Work instructions
Return each line of the data below verbatim; pictures are to be left out.

[Figure record listings]
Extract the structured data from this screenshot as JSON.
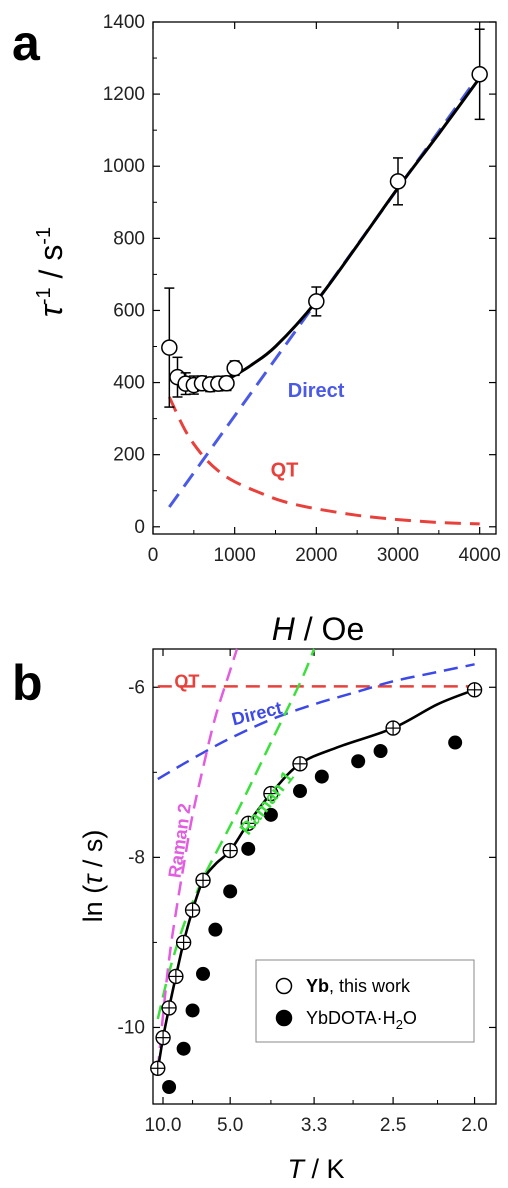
{
  "panel_labels": [
    "a",
    "b"
  ],
  "chart_data": [
    {
      "type": "scatter",
      "panel": "a",
      "xlim": [
        0,
        4200
      ],
      "ylim": [
        -20,
        1400
      ],
      "xticks": [
        0,
        1000,
        2000,
        3000,
        4000
      ],
      "yticks": [
        0,
        200,
        400,
        600,
        800,
        1000,
        1200,
        1400
      ],
      "xlabel": {
        "italic": "H",
        "rest": " / Oe"
      },
      "ylabel": {
        "italic": "τ",
        "sup1": "-1",
        "mid": " / s",
        "sup2": "-1"
      },
      "points": [
        {
          "x": 200,
          "y": 497,
          "err": 165
        },
        {
          "x": 300,
          "y": 415,
          "err": 55
        },
        {
          "x": 400,
          "y": 397,
          "err": 30
        },
        {
          "x": 500,
          "y": 393,
          "err": 25
        },
        {
          "x": 600,
          "y": 398,
          "err": 20
        },
        {
          "x": 700,
          "y": 395,
          "err": 20
        },
        {
          "x": 800,
          "y": 397,
          "err": 20
        },
        {
          "x": 900,
          "y": 398,
          "err": 20
        },
        {
          "x": 1000,
          "y": 440,
          "err": 20
        },
        {
          "x": 2000,
          "y": 625,
          "err": 40
        },
        {
          "x": 3000,
          "y": 958,
          "err": 65
        },
        {
          "x": 4000,
          "y": 1255,
          "err": 125
        }
      ],
      "fit": {
        "x": [
          250,
          400,
          600,
          800,
          900,
          1000,
          1200,
          1500,
          2000,
          2500,
          3000,
          3500,
          4000
        ],
        "y": [
          415,
          395,
          393,
          400,
          408,
          420,
          448,
          500,
          625,
          780,
          940,
          1090,
          1245
        ]
      },
      "components": [
        {
          "name": "Direct",
          "color": "#4b5ae6",
          "x": [
            200,
            4000
          ],
          "y": [
            55,
            1255
          ]
        },
        {
          "name": "QT",
          "color": "#e8413c",
          "x": [
            200,
            400,
            600,
            800,
            1000,
            1300,
            1600,
            2000,
            2500,
            3000,
            3500,
            4000
          ],
          "y": [
            360,
            265,
            200,
            155,
            125,
            95,
            70,
            50,
            32,
            20,
            12,
            8
          ]
        }
      ]
    },
    {
      "type": "scatter",
      "panel": "b",
      "x_scale": "reciprocal",
      "xlim": [
        9.5,
        1.9
      ],
      "ylim": [
        -10.9,
        -5.55
      ],
      "xticks": [
        "10.0",
        "5.0",
        "3.3",
        "2.5",
        "2.0"
      ],
      "yticks": [
        -10,
        -8,
        -6
      ],
      "xlabel": {
        "italic": "T",
        "rest": " / K"
      },
      "ylabel": {
        "pre": "ln (",
        "italic": "τ",
        "post": " / s)"
      },
      "series": [
        {
          "name": "Yb",
          "marker": "open",
          "points": [
            {
              "T": 9.0,
              "y": -10.48
            },
            {
              "T": 8.5,
              "y": -10.12
            },
            {
              "T": 8.0,
              "y": -9.77
            },
            {
              "T": 7.5,
              "y": -9.4
            },
            {
              "T": 7.0,
              "y": -9.0
            },
            {
              "T": 6.5,
              "y": -8.62
            },
            {
              "T": 6.0,
              "y": -8.27
            },
            {
              "T": 5.0,
              "y": -7.92
            },
            {
              "T": 4.5,
              "y": -7.6
            },
            {
              "T": 4.0,
              "y": -7.25
            },
            {
              "T": 3.5,
              "y": -6.9
            },
            {
              "T": 2.5,
              "y": -6.48
            },
            {
              "T": 2.0,
              "y": -6.03
            }
          ]
        },
        {
          "name": "YbDOTA·H2O",
          "marker": "filled",
          "points": [
            {
              "T": 8.0,
              "y": -10.7
            },
            {
              "T": 7.0,
              "y": -10.25
            },
            {
              "T": 6.5,
              "y": -9.8
            },
            {
              "T": 6.0,
              "y": -9.37
            },
            {
              "T": 5.5,
              "y": -8.85
            },
            {
              "T": 5.0,
              "y": -8.4
            },
            {
              "T": 4.5,
              "y": -7.9
            },
            {
              "T": 4.0,
              "y": -7.5
            },
            {
              "T": 3.5,
              "y": -7.22
            },
            {
              "T": 3.2,
              "y": -7.05
            },
            {
              "T": 2.8,
              "y": -6.87
            },
            {
              "T": 2.6,
              "y": -6.75
            },
            {
              "T": 2.1,
              "y": -6.65
            }
          ]
        }
      ],
      "fit": {
        "T": [
          9.0,
          8.5,
          8.0,
          7.5,
          7.0,
          6.5,
          6.0,
          5.5,
          5.0,
          4.5,
          4.0,
          3.5,
          3.0,
          2.5,
          2.2,
          2.0
        ],
        "y": [
          -10.5,
          -10.12,
          -9.77,
          -9.4,
          -9.0,
          -8.62,
          -8.27,
          -8.08,
          -7.92,
          -7.6,
          -7.25,
          -6.9,
          -6.7,
          -6.48,
          -6.2,
          -6.03
        ]
      },
      "components": [
        {
          "name": "QT",
          "color": "#e8413c",
          "T": [
            9.0,
            2.0
          ],
          "y": [
            -5.99,
            -5.99
          ]
        },
        {
          "name": "Direct",
          "color": "#3d49e6",
          "T": [
            9.0,
            8.0,
            7.0,
            6.0,
            5.0,
            4.0,
            3.3,
            2.8,
            2.5,
            2.2,
            2.0
          ],
          "y": [
            -7.08,
            -7.0,
            -6.9,
            -6.77,
            -6.6,
            -6.38,
            -6.2,
            -6.05,
            -5.93,
            -5.82,
            -5.73
          ]
        },
        {
          "name": "Raman 1",
          "color": "#3be03b",
          "T": [
            9.0,
            8.0,
            7.0,
            6.0,
            5.0,
            4.5,
            4.0,
            3.5,
            3.3
          ],
          "y": [
            -9.9,
            -9.35,
            -8.8,
            -8.25,
            -7.63,
            -7.2,
            -6.65,
            -5.95,
            -5.55
          ]
        },
        {
          "name": "Raman 2",
          "color": "#e25de0",
          "T": [
            9.0,
            8.5,
            8.0,
            7.5,
            7.0,
            6.5,
            6.0,
            5.5,
            5.0,
            4.8
          ],
          "y": [
            -10.5,
            -9.85,
            -9.2,
            -8.65,
            -8.1,
            -7.5,
            -6.95,
            -6.35,
            -5.8,
            -5.55
          ]
        }
      ],
      "legend": {
        "position": "lower-right",
        "entries": [
          {
            "marker": "open",
            "bold": "Yb",
            "rest": ", this work"
          },
          {
            "marker": "filled",
            "bold": "",
            "rest": "YbDOTA·H",
            "sub": "2",
            "tail": "O"
          }
        ]
      }
    }
  ]
}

Exercise output
Extract the structured data from this screenshot as JSON.
{
  "panel_labels": [
    "a",
    "b"
  ],
  "chart_data": [
    {
      "type": "scatter",
      "panel": "a",
      "xlim": [
        0,
        4200
      ],
      "ylim": [
        -20,
        1400
      ],
      "xticks": [
        0,
        1000,
        2000,
        3000,
        4000
      ],
      "yticks": [
        0,
        200,
        400,
        600,
        800,
        1000,
        1200,
        1400
      ],
      "xlabel": {
        "italic": "H",
        "rest": " / Oe"
      },
      "ylabel": {
        "italic": "τ",
        "sup1": "-1",
        "mid": " / s",
        "sup2": "-1"
      },
      "points": [
        {
          "x": 200,
          "y": 497,
          "err": 165
        },
        {
          "x": 300,
          "y": 415,
          "err": 55
        },
        {
          "x": 400,
          "y": 397,
          "err": 30
        },
        {
          "x": 500,
          "y": 393,
          "err": 25
        },
        {
          "x": 600,
          "y": 398,
          "err": 20
        },
        {
          "x": 700,
          "y": 395,
          "err": 20
        },
        {
          "x": 800,
          "y": 397,
          "err": 20
        },
        {
          "x": 900,
          "y": 398,
          "err": 20
        },
        {
          "x": 1000,
          "y": 440,
          "err": 20
        },
        {
          "x": 2000,
          "y": 625,
          "err": 40
        },
        {
          "x": 3000,
          "y": 958,
          "err": 65
        },
        {
          "x": 4000,
          "y": 1255,
          "err": 125
        }
      ],
      "fit": {
        "x": [
          250,
          400,
          600,
          800,
          900,
          1000,
          1200,
          1500,
          2000,
          2500,
          3000,
          3500,
          4000
        ],
        "y": [
          415,
          395,
          393,
          400,
          408,
          420,
          448,
          500,
          625,
          780,
          940,
          1090,
          1245
        ]
      },
      "components": [
        {
          "name": "Direct",
          "color": "#4b5ae6",
          "x": [
            200,
            4000
          ],
          "y": [
            55,
            1255
          ]
        },
        {
          "name": "QT",
          "color": "#e8413c",
          "x": [
            200,
            400,
            600,
            800,
            1000,
            1300,
            1600,
            2000,
            2500,
            3000,
            3500,
            4000
          ],
          "y": [
            360,
            265,
            200,
            155,
            125,
            95,
            70,
            50,
            32,
            20,
            12,
            8
          ]
        }
      ]
    },
    {
      "type": "scatter",
      "panel": "b",
      "x_scale": "reciprocal",
      "xlim": [
        9.5,
        1.9
      ],
      "ylim": [
        -10.9,
        -5.55
      ],
      "xticks": [
        "10.0",
        "5.0",
        "3.3",
        "2.5",
        "2.0"
      ],
      "yticks": [
        -10,
        -8,
        -6
      ],
      "xlabel": {
        "italic": "T",
        "rest": " / K"
      },
      "ylabel": {
        "pre": "ln (",
        "italic": "τ",
        "post": " / s)"
      },
      "series": [
        {
          "name": "Yb",
          "marker": "open",
          "points": [
            {
              "T": 9.0,
              "y": -10.48
            },
            {
              "T": 8.5,
              "y": -10.12
            },
            {
              "T": 8.0,
              "y": -9.77
            },
            {
              "T": 7.5,
              "y": -9.4
            },
            {
              "T": 7.0,
              "y": -9.0
            },
            {
              "T": 6.5,
              "y": -8.62
            },
            {
              "T": 6.0,
              "y": -8.27
            },
            {
              "T": 5.0,
              "y": -7.92
            },
            {
              "T": 4.5,
              "y": -7.6
            },
            {
              "T": 4.0,
              "y": -7.25
            },
            {
              "T": 3.5,
              "y": -6.9
            },
            {
              "T": 2.5,
              "y": -6.48
            },
            {
              "T": 2.0,
              "y": -6.03
            }
          ]
        },
        {
          "name": "YbDOTA·H2O",
          "marker": "filled",
          "points": [
            {
              "T": 8.0,
              "y": -10.7
            },
            {
              "T": 7.0,
              "y": -10.25
            },
            {
              "T": 6.5,
              "y": -9.8
            },
            {
              "T": 6.0,
              "y": -9.37
            },
            {
              "T": 5.5,
              "y": -8.85
            },
            {
              "T": 5.0,
              "y": -8.4
            },
            {
              "T": 4.5,
              "y": -7.9
            },
            {
              "T": 4.0,
              "y": -7.5
            },
            {
              "T": 3.5,
              "y": -7.22
            },
            {
              "T": 3.2,
              "y": -7.05
            },
            {
              "T": 2.8,
              "y": -6.87
            },
            {
              "T": 2.6,
              "y": -6.75
            },
            {
              "T": 2.1,
              "y": -6.65
            }
          ]
        }
      ],
      "fit": {
        "T": [
          9.0,
          8.5,
          8.0,
          7.5,
          7.0,
          6.5,
          6.0,
          5.5,
          5.0,
          4.5,
          4.0,
          3.5,
          3.0,
          2.5,
          2.2,
          2.0
        ],
        "y": [
          -10.5,
          -10.12,
          -9.77,
          -9.4,
          -9.0,
          -8.62,
          -8.27,
          -8.08,
          -7.92,
          -7.6,
          -7.25,
          -6.9,
          -6.7,
          -6.48,
          -6.2,
          -6.03
        ]
      },
      "components": [
        {
          "name": "QT",
          "color": "#e8413c",
          "T": [
            9.0,
            2.0
          ],
          "y": [
            -5.99,
            -5.99
          ]
        },
        {
          "name": "Direct",
          "color": "#3d49e6",
          "T": [
            9.0,
            8.0,
            7.0,
            6.0,
            5.0,
            4.0,
            3.3,
            2.8,
            2.5,
            2.2,
            2.0
          ],
          "y": [
            -7.08,
            -7.0,
            -6.9,
            -6.77,
            -6.6,
            -6.38,
            -6.2,
            -6.05,
            -5.93,
            -5.82,
            -5.73
          ]
        },
        {
          "name": "Raman 1",
          "color": "#3be03b",
          "T": [
            9.0,
            8.0,
            7.0,
            6.0,
            5.0,
            4.5,
            4.0,
            3.5,
            3.3
          ],
          "y": [
            -9.9,
            -9.35,
            -8.8,
            -8.25,
            -7.63,
            -7.2,
            -6.65,
            -5.95,
            -5.55
          ]
        },
        {
          "name": "Raman 2",
          "color": "#e25de0",
          "T": [
            9.0,
            8.5,
            8.0,
            7.5,
            7.0,
            6.5,
            6.0,
            5.5,
            5.0,
            4.8
          ],
          "y": [
            -10.5,
            -9.85,
            -9.2,
            -8.65,
            -8.1,
            -7.5,
            -6.95,
            -6.35,
            -5.8,
            -5.55
          ]
        }
      ],
      "legend": {
        "position": "lower-right",
        "entries": [
          {
            "marker": "open",
            "bold": "Yb",
            "rest": ", this work"
          },
          {
            "marker": "filled",
            "bold": "",
            "rest": "YbDOTA·H",
            "sub": "2",
            "tail": "O"
          }
        ]
      }
    }
  ]
}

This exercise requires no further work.